EXERCISE GOAL: Extract, from the listing that follows, each line containing the word "Output".

━━━━━━━━━━━━━━━━

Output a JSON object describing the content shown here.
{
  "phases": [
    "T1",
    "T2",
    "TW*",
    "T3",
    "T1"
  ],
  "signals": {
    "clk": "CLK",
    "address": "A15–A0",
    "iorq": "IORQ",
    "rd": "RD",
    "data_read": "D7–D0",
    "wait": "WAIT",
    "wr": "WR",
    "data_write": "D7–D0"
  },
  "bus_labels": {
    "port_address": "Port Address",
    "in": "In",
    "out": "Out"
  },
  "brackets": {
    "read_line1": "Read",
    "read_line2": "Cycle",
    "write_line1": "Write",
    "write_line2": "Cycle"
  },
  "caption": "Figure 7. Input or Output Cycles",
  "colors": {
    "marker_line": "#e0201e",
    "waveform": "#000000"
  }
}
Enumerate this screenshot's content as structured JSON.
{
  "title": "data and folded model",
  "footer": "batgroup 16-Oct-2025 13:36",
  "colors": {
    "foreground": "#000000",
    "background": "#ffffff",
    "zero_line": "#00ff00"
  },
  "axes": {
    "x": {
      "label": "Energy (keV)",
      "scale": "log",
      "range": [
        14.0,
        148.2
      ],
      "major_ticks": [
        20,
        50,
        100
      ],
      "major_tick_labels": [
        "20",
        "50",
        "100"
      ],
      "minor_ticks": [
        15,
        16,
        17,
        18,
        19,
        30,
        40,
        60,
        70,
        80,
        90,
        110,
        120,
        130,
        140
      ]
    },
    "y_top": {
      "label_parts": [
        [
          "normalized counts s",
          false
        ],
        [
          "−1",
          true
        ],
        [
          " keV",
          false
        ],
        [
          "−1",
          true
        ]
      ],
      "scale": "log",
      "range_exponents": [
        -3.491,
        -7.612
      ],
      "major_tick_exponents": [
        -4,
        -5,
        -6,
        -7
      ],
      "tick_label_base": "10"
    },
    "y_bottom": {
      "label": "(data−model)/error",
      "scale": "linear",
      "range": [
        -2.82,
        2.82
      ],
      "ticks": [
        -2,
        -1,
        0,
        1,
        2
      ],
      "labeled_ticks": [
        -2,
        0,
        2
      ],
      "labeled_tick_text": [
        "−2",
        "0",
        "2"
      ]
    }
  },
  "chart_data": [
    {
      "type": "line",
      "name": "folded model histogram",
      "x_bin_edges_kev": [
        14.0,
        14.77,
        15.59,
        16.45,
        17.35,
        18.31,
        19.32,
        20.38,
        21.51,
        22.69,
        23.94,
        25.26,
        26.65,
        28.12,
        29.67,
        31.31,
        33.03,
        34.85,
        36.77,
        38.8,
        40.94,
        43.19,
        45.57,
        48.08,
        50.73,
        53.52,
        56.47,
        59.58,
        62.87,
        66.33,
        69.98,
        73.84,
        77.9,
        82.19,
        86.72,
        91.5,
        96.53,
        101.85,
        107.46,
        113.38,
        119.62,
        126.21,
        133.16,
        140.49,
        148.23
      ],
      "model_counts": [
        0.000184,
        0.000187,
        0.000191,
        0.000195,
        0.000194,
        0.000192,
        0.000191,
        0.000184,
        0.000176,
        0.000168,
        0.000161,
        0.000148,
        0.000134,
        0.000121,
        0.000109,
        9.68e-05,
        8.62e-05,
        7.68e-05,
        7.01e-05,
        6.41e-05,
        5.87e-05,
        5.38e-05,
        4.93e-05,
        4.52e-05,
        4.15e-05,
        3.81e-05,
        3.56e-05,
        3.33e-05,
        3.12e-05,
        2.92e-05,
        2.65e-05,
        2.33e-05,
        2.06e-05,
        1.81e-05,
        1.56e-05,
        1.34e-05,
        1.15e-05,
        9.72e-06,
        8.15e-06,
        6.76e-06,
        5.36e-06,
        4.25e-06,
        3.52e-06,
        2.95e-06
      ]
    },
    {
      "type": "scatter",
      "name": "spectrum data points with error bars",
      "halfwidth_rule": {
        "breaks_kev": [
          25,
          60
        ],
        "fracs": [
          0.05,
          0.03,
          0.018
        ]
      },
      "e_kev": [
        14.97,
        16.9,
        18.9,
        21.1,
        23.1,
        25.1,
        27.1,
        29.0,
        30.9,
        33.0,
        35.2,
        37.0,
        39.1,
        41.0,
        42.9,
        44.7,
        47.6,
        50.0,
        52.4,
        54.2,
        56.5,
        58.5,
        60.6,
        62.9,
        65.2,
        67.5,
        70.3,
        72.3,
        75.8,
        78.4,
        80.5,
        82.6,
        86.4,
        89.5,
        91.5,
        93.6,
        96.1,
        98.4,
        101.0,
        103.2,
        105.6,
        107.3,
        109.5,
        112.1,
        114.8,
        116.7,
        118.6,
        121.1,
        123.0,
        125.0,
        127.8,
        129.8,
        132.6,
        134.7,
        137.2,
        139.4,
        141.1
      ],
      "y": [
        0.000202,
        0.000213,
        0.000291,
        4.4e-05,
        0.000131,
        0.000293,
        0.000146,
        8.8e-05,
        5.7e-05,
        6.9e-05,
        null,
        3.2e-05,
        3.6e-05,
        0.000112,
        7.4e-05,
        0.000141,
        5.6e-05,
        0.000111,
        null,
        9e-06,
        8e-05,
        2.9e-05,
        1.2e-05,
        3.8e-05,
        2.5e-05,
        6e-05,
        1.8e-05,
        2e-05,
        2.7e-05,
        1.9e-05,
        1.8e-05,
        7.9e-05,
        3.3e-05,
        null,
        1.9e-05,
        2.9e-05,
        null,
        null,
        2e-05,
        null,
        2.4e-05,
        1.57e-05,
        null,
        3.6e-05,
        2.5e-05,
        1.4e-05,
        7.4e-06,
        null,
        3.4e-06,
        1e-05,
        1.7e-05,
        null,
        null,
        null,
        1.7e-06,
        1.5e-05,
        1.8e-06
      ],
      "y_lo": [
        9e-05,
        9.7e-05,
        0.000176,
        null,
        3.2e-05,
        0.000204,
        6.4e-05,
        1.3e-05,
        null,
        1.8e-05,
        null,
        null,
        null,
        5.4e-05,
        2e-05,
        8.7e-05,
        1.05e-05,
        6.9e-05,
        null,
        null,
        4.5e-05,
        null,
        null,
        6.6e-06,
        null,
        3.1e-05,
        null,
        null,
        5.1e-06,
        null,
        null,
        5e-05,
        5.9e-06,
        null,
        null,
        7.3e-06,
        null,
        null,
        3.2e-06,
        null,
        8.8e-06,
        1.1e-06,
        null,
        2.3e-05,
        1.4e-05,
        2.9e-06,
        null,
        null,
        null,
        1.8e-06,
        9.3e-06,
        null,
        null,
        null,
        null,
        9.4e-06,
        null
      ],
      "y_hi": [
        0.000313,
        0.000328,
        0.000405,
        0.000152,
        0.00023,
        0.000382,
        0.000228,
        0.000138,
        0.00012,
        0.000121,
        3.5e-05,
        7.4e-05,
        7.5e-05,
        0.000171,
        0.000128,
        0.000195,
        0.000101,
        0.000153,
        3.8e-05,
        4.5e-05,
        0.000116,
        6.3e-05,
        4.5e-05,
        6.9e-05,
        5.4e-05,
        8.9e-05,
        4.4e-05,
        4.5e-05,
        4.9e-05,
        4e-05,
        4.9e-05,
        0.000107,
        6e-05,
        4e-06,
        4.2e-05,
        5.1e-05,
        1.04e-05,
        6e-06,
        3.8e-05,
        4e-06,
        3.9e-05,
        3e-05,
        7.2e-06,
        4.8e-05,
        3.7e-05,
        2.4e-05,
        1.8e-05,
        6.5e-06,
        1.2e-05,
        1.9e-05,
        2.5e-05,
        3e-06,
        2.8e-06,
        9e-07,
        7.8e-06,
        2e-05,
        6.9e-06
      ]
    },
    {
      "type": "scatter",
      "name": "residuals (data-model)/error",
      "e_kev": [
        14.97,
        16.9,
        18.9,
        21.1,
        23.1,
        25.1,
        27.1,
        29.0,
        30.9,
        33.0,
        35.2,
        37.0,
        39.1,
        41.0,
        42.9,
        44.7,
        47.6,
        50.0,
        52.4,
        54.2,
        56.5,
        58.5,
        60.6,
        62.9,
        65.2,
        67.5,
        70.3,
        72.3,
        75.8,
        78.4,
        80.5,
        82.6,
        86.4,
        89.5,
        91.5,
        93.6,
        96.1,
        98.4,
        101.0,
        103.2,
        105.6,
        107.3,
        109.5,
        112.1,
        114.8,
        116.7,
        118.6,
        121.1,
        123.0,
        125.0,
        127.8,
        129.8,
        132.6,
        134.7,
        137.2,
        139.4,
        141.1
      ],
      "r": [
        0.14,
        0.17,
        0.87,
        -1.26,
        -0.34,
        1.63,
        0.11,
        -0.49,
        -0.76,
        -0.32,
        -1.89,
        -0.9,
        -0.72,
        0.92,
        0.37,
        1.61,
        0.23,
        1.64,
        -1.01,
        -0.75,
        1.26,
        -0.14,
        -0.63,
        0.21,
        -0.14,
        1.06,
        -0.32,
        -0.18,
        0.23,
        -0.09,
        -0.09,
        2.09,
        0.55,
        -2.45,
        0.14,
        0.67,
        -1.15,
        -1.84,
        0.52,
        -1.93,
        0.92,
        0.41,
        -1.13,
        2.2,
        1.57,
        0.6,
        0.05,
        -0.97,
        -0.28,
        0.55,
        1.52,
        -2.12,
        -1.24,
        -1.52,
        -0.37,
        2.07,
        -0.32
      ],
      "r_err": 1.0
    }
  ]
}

━━━━━━━━━━━━━━━━

WRITTEN ANSWER:
Output a JSON object describing the content shown here.
  "caption": "Figure 7. Input or Output Cycles",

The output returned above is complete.